=== What the task asks ===
Copy out each line that mentions the word "words".

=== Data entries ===
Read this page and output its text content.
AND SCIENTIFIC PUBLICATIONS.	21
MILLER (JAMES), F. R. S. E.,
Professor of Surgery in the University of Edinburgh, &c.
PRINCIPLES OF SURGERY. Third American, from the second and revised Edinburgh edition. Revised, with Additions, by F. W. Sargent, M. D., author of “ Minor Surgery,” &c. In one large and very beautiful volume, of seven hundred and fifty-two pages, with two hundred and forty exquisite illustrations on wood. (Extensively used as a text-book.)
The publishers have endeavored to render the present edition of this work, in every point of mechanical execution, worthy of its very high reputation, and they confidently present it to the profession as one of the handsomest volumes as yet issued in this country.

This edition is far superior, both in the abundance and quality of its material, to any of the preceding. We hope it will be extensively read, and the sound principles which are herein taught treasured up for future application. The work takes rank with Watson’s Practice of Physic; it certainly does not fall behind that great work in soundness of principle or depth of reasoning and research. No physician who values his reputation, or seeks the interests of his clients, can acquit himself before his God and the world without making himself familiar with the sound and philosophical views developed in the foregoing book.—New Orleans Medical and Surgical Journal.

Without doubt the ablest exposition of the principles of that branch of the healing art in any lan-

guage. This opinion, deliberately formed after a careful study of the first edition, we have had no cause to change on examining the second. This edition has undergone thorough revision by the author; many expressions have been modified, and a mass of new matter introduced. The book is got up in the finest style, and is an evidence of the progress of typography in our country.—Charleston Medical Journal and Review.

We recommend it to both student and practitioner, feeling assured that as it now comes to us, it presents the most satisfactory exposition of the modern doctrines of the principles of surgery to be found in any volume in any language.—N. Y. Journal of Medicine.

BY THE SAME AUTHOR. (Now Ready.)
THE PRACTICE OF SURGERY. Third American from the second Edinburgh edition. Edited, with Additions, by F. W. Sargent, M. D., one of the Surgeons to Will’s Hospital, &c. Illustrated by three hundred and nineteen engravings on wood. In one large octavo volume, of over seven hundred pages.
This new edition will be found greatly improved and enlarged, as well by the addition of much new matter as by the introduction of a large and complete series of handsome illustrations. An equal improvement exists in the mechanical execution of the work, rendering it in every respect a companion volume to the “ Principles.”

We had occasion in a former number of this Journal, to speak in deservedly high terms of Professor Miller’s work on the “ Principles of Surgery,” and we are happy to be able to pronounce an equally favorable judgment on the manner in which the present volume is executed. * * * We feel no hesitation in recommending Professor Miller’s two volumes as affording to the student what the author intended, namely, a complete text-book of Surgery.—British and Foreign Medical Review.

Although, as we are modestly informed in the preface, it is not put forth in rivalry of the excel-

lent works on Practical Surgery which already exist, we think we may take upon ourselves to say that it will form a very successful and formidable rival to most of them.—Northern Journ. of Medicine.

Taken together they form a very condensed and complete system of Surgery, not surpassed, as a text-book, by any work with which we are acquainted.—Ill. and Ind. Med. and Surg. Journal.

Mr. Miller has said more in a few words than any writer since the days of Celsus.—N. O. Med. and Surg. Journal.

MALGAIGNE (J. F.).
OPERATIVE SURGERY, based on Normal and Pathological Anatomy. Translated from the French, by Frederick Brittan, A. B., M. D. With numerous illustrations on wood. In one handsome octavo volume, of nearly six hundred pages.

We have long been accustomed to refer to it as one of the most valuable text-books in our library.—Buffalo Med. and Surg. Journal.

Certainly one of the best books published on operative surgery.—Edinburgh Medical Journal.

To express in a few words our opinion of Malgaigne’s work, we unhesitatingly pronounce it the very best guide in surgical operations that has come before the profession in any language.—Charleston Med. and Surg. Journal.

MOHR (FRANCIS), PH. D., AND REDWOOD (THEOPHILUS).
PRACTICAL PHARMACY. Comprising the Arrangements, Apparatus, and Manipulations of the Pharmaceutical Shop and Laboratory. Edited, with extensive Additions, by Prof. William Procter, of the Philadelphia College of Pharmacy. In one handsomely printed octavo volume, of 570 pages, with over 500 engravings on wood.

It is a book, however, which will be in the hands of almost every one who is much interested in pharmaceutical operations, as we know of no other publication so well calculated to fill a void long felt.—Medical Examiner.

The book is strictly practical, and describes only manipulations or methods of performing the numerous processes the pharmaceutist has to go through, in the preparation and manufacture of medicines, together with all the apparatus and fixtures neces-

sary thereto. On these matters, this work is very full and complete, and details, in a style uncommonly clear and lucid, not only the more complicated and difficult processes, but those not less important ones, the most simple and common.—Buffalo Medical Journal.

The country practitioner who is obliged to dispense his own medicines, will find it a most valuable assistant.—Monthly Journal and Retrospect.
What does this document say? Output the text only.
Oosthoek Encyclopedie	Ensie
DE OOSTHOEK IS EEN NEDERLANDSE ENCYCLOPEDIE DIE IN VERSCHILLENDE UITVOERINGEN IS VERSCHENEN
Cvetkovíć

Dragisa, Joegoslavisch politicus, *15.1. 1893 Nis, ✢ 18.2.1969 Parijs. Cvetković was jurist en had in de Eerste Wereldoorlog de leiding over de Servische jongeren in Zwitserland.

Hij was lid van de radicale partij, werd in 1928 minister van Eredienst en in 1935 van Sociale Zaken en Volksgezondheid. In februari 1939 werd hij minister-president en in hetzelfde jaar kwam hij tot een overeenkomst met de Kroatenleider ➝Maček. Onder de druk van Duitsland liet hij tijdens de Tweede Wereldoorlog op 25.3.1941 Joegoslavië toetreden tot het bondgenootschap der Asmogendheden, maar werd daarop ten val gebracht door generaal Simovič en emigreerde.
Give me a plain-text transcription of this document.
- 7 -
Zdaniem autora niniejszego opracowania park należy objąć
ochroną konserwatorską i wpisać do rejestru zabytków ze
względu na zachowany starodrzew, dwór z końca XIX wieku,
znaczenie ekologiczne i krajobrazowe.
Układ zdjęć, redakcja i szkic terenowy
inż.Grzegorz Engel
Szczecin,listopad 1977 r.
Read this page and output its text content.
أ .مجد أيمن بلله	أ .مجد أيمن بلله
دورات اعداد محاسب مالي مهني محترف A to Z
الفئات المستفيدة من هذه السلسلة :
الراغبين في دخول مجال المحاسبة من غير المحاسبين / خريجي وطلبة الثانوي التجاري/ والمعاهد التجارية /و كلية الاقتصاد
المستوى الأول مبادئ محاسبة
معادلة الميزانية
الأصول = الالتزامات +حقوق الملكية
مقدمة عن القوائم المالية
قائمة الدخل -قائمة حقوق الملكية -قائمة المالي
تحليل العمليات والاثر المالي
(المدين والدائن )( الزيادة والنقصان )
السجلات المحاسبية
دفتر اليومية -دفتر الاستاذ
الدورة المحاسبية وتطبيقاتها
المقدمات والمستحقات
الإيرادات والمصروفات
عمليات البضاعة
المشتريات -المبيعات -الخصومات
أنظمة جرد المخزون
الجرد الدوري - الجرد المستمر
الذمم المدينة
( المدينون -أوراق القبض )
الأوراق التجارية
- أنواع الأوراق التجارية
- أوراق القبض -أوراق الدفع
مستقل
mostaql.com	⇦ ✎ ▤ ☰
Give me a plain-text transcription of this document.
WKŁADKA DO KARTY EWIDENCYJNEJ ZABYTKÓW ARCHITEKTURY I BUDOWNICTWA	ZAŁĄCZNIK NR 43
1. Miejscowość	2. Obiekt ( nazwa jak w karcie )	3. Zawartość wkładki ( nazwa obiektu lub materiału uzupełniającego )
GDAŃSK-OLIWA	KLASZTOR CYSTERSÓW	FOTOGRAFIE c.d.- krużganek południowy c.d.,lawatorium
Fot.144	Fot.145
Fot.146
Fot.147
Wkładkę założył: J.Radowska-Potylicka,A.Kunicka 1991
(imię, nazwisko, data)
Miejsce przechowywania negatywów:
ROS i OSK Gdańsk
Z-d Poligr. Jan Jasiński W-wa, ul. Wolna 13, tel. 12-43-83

=== Reply ===
Mr. Miller has said more in a few words than any writer since the days of Celsus.—N. O. Med. and Surg. Journal.
To express in a few words our opinion of Malgaigne’s work, we unhesitatingly pronounce it the very best guide in surgical operations that has come before the profession in any language.—Charleston Med. and Surg. Journal.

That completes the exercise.